* [Exercise]:
Print every line of the listing exactly, please.

* [Records supplied]:
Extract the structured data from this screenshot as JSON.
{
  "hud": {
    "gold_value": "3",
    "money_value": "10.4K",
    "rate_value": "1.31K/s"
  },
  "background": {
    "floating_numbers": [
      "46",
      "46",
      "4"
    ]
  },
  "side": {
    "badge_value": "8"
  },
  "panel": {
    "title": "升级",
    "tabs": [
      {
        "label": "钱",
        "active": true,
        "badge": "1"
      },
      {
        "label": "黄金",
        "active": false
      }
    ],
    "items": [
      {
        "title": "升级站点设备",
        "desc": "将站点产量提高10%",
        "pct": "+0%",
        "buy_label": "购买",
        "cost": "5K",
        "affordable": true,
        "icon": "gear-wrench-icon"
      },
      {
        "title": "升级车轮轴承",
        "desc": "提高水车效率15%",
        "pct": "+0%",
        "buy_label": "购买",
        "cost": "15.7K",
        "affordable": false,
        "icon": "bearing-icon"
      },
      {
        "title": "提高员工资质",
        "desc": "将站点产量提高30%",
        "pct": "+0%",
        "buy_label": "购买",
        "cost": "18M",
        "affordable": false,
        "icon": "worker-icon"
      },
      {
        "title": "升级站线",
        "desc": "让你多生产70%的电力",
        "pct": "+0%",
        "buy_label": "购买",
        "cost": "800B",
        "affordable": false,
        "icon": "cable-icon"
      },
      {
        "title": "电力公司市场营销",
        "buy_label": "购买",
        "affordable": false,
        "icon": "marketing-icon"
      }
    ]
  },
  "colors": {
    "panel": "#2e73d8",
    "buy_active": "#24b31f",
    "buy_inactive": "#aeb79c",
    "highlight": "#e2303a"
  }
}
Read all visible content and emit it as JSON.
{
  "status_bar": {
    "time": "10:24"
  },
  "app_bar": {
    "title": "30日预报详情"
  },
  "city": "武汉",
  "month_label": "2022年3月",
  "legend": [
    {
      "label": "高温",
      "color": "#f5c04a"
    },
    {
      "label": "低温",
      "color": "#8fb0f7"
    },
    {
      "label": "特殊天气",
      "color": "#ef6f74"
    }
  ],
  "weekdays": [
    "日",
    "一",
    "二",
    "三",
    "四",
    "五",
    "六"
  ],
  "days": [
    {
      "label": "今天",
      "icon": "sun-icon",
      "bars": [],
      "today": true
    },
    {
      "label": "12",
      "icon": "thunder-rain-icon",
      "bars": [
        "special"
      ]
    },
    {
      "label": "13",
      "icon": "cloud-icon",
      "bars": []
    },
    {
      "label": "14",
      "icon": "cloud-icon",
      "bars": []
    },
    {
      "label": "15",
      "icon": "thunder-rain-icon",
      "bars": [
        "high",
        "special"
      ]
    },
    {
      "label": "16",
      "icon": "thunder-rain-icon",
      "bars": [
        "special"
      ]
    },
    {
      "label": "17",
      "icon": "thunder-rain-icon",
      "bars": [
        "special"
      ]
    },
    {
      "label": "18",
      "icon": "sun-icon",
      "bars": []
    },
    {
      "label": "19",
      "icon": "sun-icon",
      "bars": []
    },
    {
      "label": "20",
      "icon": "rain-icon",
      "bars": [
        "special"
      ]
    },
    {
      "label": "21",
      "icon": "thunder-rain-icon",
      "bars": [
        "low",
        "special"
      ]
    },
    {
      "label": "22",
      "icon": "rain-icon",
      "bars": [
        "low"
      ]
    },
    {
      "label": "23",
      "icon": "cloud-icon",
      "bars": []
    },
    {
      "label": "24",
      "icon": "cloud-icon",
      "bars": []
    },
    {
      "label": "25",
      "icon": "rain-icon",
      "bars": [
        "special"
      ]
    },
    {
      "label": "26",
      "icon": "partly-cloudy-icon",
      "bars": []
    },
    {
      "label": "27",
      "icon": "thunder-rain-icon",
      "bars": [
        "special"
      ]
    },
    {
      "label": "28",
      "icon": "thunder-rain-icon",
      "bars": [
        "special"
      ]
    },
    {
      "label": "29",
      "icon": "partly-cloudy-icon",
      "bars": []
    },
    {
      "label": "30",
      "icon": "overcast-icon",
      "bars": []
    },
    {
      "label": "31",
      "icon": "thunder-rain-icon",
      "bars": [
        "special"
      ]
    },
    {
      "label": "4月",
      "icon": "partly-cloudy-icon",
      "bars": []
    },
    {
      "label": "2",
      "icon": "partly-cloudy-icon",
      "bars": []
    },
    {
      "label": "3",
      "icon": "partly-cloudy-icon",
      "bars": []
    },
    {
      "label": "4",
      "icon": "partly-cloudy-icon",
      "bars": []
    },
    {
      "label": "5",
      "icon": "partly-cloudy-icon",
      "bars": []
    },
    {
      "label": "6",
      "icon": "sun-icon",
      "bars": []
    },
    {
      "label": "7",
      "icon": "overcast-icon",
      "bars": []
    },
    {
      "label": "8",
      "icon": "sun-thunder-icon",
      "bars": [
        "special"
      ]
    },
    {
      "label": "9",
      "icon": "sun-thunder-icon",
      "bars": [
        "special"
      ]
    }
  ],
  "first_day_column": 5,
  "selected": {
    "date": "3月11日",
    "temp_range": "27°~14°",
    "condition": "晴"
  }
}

* [Written answer]:
Extract the structured data from this screenshot as JSON.
{
  "hud": {
    "gold_value": "3",
    "money_value": "10.4K",
    "rate_value": "1.31K/s"
  },
  "background": {
    "floating_numbers": [
      "46",
      "46",
      "4"
    ]
  },
  "side": {
    "badge_value": "8"
  },
  "panel": {
    "title": "升级",
    "tabs": [
      {
        "label": "钱",
        "active": true,
        "badge": "1"
      },
      {
        "label": "黄金",
        "active": false
      }
    ],
    "items": [
      {
        "title": "升级站点设备",
        "desc": "将站点产量提高10%",
        "pct": "+0%",
        "buy_label": "购买",
        "cost": "5K",
        "affordable": true,
        "icon": "gear-wrench-icon"
      },
      {
        "title": "升级车轮轴承",
        "desc": "提高水车效率15%",
        "pct": "+0%",
        "buy_label": "购买",
        "cost": "15.7K",
        "affordable": false,
        "icon": "bearing-icon"
      },
      {
        "title": "提高员工资质",
        "desc": "将站点产量提高30%",
        "pct": "+0%",
        "buy_label": "购买",
        "cost": "18M",
        "affordable": false,
        "icon": "worker-icon"
      },
      {
        "title": "升级站线",
        "desc": "让你多生产70%的电力",
        "pct": "+0%",
        "buy_label": "购买",
        "cost": "800B",
        "affordable": false,
        "icon": "cable-icon"
      },
      {
        "title": "电力公司市场营销",
        "buy_label": "购买",
        "affordable": false,
        "icon": "marketing-icon"
      }
    ]
  },
  "colors": {
    "panel": "#2e73d8",
    "buy_active": "#24b31f",
    "buy_inactive": "#aeb79c",
    "highlight": "#e2303a"
  }
}
Read all visible content and emit it as JSON.
{
  "status_bar": {
    "time": "10:24"
  },
  "app_bar": {
    "title": "30日预报详情"
  },
  "city": "武汉",
  "month_label": "2022年3月",
  "legend": [
    {
      "label": "高温",
      "color": "#f5c04a"
    },
    {
      "label": "低温",
      "color": "#8fb0f7"
    },
    {
      "label": "特殊天气",
      "color": "#ef6f74"
    }
  ],
  "weekdays": [
    "日",
    "一",
    "二",
    "三",
    "四",
    "五",
    "六"
  ],
  "days": [
    {
      "label": "今天",
      "icon": "sun-icon",
      "bars": [],
      "today": true
    },
    {
      "label": "12",
      "icon": "thunder-rain-icon",
      "bars": [
        "special"
      ]
    },
    {
      "label": "13",
      "icon": "cloud-icon",
      "bars": []
    },
    {
      "label": "14",
      "icon": "cloud-icon",
      "bars": []
    },
    {
      "label": "15",
      "icon": "thunder-rain-icon",
      "bars": [
        "high",
        "special"
      ]
    },
    {
      "label": "16",
      "icon": "thunder-rain-icon",
      "bars": [
        "special"
      ]
    },
    {
      "label": "17",
      "icon": "thunder-rain-icon",
      "bars": [
        "special"
      ]
    },
    {
      "label": "18",
      "icon": "sun-icon",
      "bars": []
    },
    {
      "label": "19",
      "icon": "sun-icon",
      "bars": []
    },
    {
      "label": "20",
      "icon": "rain-icon",
      "bars": [
        "special"
      ]
    },
    {
      "label": "21",
      "icon": "thunder-rain-icon",
      "bars": [
        "low",
        "special"
      ]
    },
    {
      "label": "22",
      "icon": "rain-icon",
      "bars": [
        "low"
      ]
    },
    {
      "label": "23",
      "icon": "cloud-icon",
      "bars": []
    },
    {
      "label": "24",
      "icon": "cloud-icon",
      "bars": []
    },
    {
      "label": "25",
      "icon": "rain-icon",
      "bars": [
        "special"
      ]
    },
    {
      "label": "26",
      "icon": "partly-cloudy-icon",
      "bars": []
    },
    {
      "label": "27",
      "icon": "thunder-rain-icon",
      "bars": [
        "special"
      ]
    },
    {
      "label": "28",
      "icon": "thunder-rain-icon",
      "bars": [
        "special"
      ]
    },
    {
      "label": "29",
      "icon": "partly-cloudy-icon",
      "bars": []
    },
    {
      "label": "30",
      "icon": "overcast-icon",
      "bars": []
    },
    {
      "label": "31",
      "icon": "thunder-rain-icon",
      "bars": [
        "special"
      ]
    },
    {
      "label": "4月",
      "icon": "partly-cloudy-icon",
      "bars": []
    },
    {
      "label": "2",
      "icon": "partly-cloudy-icon",
      "bars": []
    },
    {
      "label": "3",
      "icon": "partly-cloudy-icon",
      "bars": []
    },
    {
      "label": "4",
      "icon": "partly-cloudy-icon",
      "bars": []
    },
    {
      "label": "5",
      "icon": "partly-cloudy-icon",
      "bars": []
    },
    {
      "label": "6",
      "icon": "sun-icon",
      "bars": []
    },
    {
      "label": "7",
      "icon": "overcast-icon",
      "bars": []
    },
    {
      "label": "8",
      "icon": "sun-thunder-icon",
      "bars": [
        "special"
      ]
    },
    {
      "label": "9",
      "icon": "sun-thunder-icon",
      "bars": [
        "special"
      ]
    }
  ],
  "first_day_column": 5,
  "selected": {
    "date": "3月11日",
    "temp_range": "27°~14°",
    "condition": "晴"
  }
}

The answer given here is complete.